Data provided:
--*--

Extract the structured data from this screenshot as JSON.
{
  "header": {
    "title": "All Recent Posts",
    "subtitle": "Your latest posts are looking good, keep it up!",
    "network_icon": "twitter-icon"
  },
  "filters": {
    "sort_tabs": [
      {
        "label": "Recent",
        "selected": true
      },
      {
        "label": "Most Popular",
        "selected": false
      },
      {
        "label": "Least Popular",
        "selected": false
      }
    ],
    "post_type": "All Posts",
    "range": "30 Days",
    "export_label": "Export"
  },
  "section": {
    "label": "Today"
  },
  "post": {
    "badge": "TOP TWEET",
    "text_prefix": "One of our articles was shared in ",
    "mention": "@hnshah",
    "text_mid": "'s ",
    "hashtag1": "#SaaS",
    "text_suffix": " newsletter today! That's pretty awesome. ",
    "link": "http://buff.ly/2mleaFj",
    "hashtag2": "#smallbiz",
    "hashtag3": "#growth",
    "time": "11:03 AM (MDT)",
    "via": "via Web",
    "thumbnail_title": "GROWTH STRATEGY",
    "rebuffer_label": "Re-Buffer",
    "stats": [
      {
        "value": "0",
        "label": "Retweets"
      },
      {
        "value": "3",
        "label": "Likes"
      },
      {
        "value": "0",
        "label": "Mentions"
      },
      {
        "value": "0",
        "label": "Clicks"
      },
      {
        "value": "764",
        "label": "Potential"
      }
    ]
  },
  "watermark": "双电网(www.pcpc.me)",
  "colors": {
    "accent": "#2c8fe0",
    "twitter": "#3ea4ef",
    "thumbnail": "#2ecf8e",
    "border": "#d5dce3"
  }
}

--*--

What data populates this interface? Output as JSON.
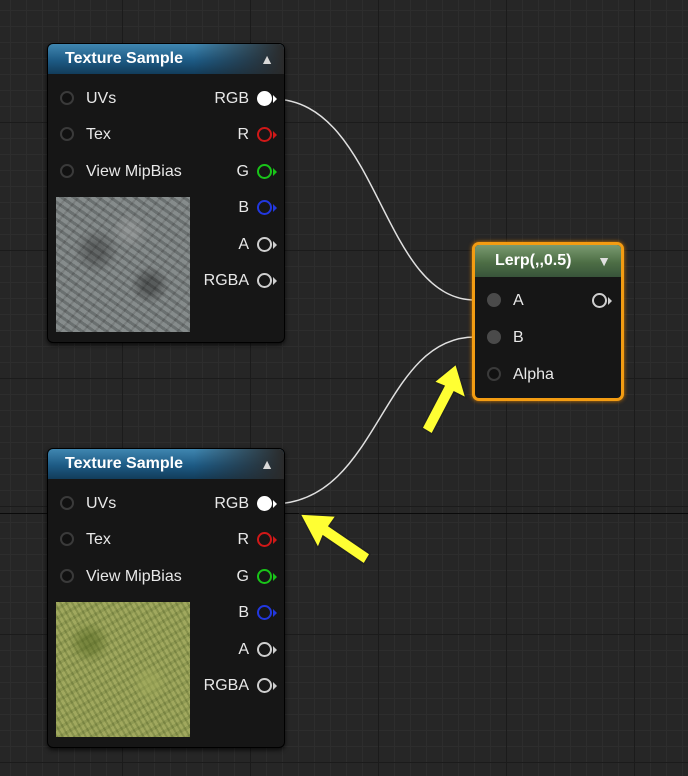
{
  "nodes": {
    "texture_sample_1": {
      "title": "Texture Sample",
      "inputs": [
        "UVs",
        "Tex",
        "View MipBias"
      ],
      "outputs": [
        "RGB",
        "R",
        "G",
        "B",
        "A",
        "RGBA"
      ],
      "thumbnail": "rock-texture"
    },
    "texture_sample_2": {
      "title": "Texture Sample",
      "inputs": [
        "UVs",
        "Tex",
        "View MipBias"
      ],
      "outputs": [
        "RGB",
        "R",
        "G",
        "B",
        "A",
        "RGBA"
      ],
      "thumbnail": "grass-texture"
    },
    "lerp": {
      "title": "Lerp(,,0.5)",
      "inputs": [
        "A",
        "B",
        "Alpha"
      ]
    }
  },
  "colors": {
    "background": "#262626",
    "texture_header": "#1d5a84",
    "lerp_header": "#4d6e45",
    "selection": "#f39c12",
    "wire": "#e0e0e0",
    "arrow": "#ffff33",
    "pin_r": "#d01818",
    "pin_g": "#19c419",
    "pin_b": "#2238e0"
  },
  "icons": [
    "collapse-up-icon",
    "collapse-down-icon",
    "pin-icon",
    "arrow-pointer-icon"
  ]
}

--*--

Prompt: Filter the records above and return every line that holds the word "JSON".

Result of the task:
Extract the structured data from this screenshot as JSON.
What data populates this interface? Output as JSON.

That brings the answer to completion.